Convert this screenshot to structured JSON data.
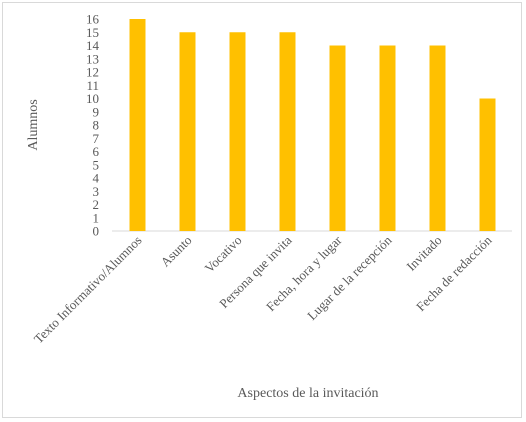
{
  "chart_data": {
    "type": "bar",
    "categories": [
      "Texto Informativo/Alumnos",
      "Asunto",
      "Vocativo",
      "Persona que invita",
      "Fecha, hora y lugar",
      "Lugar de la recepción",
      "Invitado",
      "Fecha de redacción"
    ],
    "values": [
      16,
      15,
      15,
      15,
      14,
      14,
      14,
      10
    ],
    "xlabel": "Aspectos de la invitación",
    "ylabel": "Alumnos",
    "ylim": [
      0,
      16
    ],
    "yticks": [
      0,
      1,
      2,
      3,
      4,
      5,
      6,
      7,
      8,
      9,
      10,
      11,
      12,
      13,
      14,
      15,
      16
    ],
    "bar_color": "#FFC000",
    "grid": false,
    "legend": "none"
  }
}
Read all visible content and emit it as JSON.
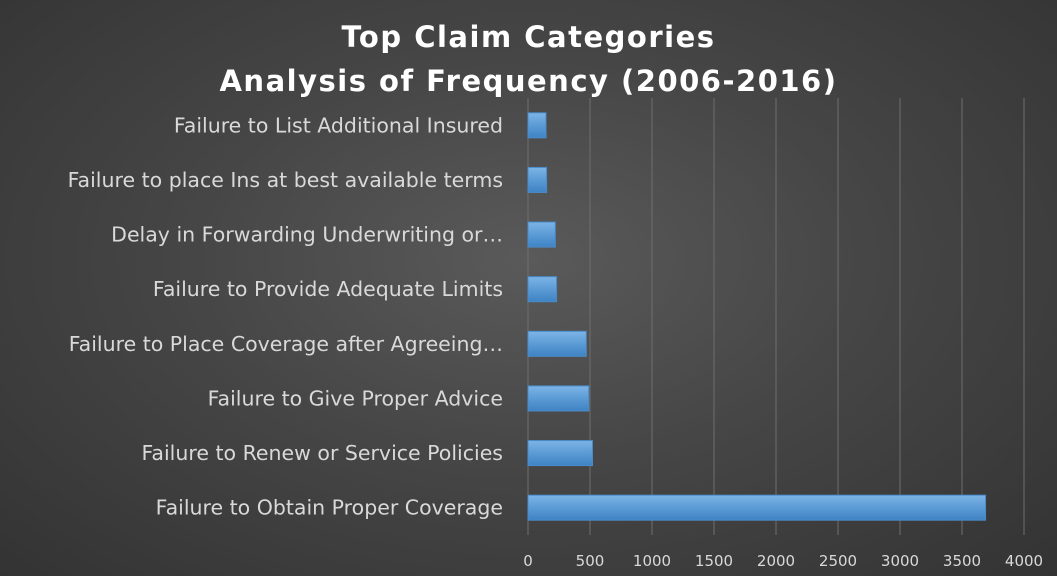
{
  "chart_data": {
    "type": "bar",
    "orientation": "horizontal",
    "title": "Top Claim Categories",
    "subtitle": "Analysis of Frequency (2006-2016)",
    "categories": [
      "Failure to Obtain Proper Coverage",
      "Failure to Renew or Service Policies",
      "Failure to Give Proper Advice",
      "Failure to Place Coverage after Agreeing…",
      "Failure to Provide Adequate Limits",
      "Delay in Forwarding Underwriting or…",
      "Failure to place Ins at best available terms",
      "Failure to List Additional Insured"
    ],
    "values": [
      3690,
      520,
      490,
      470,
      230,
      220,
      150,
      145
    ],
    "xlim": [
      0,
      4000
    ],
    "xticks": [
      "0",
      "500",
      "1000",
      "1500",
      "2000",
      "2500",
      "3000",
      "3500",
      "4000"
    ],
    "xlabel": "",
    "ylabel": "",
    "grid": "vertical",
    "legend": "none",
    "bar_color": "#5b9bd5",
    "background_color": "#404040"
  }
}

• [The exercise]:
Keep the pictures out of the copy and return the rest of the data above exactly.

• [Correct output]:
Convert this screenshot to structured JSON data.
{
  "chart_data": {
    "type": "bar",
    "categories": [
      "Texto Informativo/Alumnos",
      "Asunto",
      "Vocativo",
      "Persona que invita",
      "Fecha, hora y lugar",
      "Lugar de la recepción",
      "Invitado",
      "Fecha de redacción"
    ],
    "values": [
      16,
      15,
      15,
      15,
      14,
      14,
      14,
      10
    ],
    "xlabel": "Aspectos de la invitación",
    "ylabel": "Alumnos",
    "ylim": [
      0,
      16
    ],
    "yticks": [
      0,
      1,
      2,
      3,
      4,
      5,
      6,
      7,
      8,
      9,
      10,
      11,
      12,
      13,
      14,
      15,
      16
    ],
    "bar_color": "#FFC000",
    "grid": false,
    "legend": "none"
  }
}
Read all visible content and emit it as JSON.
{
  "chart_data": {
    "type": "bar",
    "orientation": "horizontal",
    "title": "Top Claim Categories",
    "subtitle": "Analysis of Frequency (2006-2016)",
    "categories": [
      "Failure to Obtain Proper Coverage",
      "Failure to Renew or Service Policies",
      "Failure to Give Proper Advice",
      "Failure to Place Coverage after Agreeing…",
      "Failure to Provide Adequate Limits",
      "Delay in Forwarding Underwriting or…",
      "Failure to place Ins at best available terms",
      "Failure to List Additional Insured"
    ],
    "values": [
      3690,
      520,
      490,
      470,
      230,
      220,
      150,
      145
    ],
    "xlim": [
      0,
      4000
    ],
    "xticks": [
      "0",
      "500",
      "1000",
      "1500",
      "2000",
      "2500",
      "3000",
      "3500",
      "4000"
    ],
    "xlabel": "",
    "ylabel": "",
    "grid": "vertical",
    "legend": "none",
    "bar_color": "#5b9bd5",
    "background_color": "#404040"
  }
}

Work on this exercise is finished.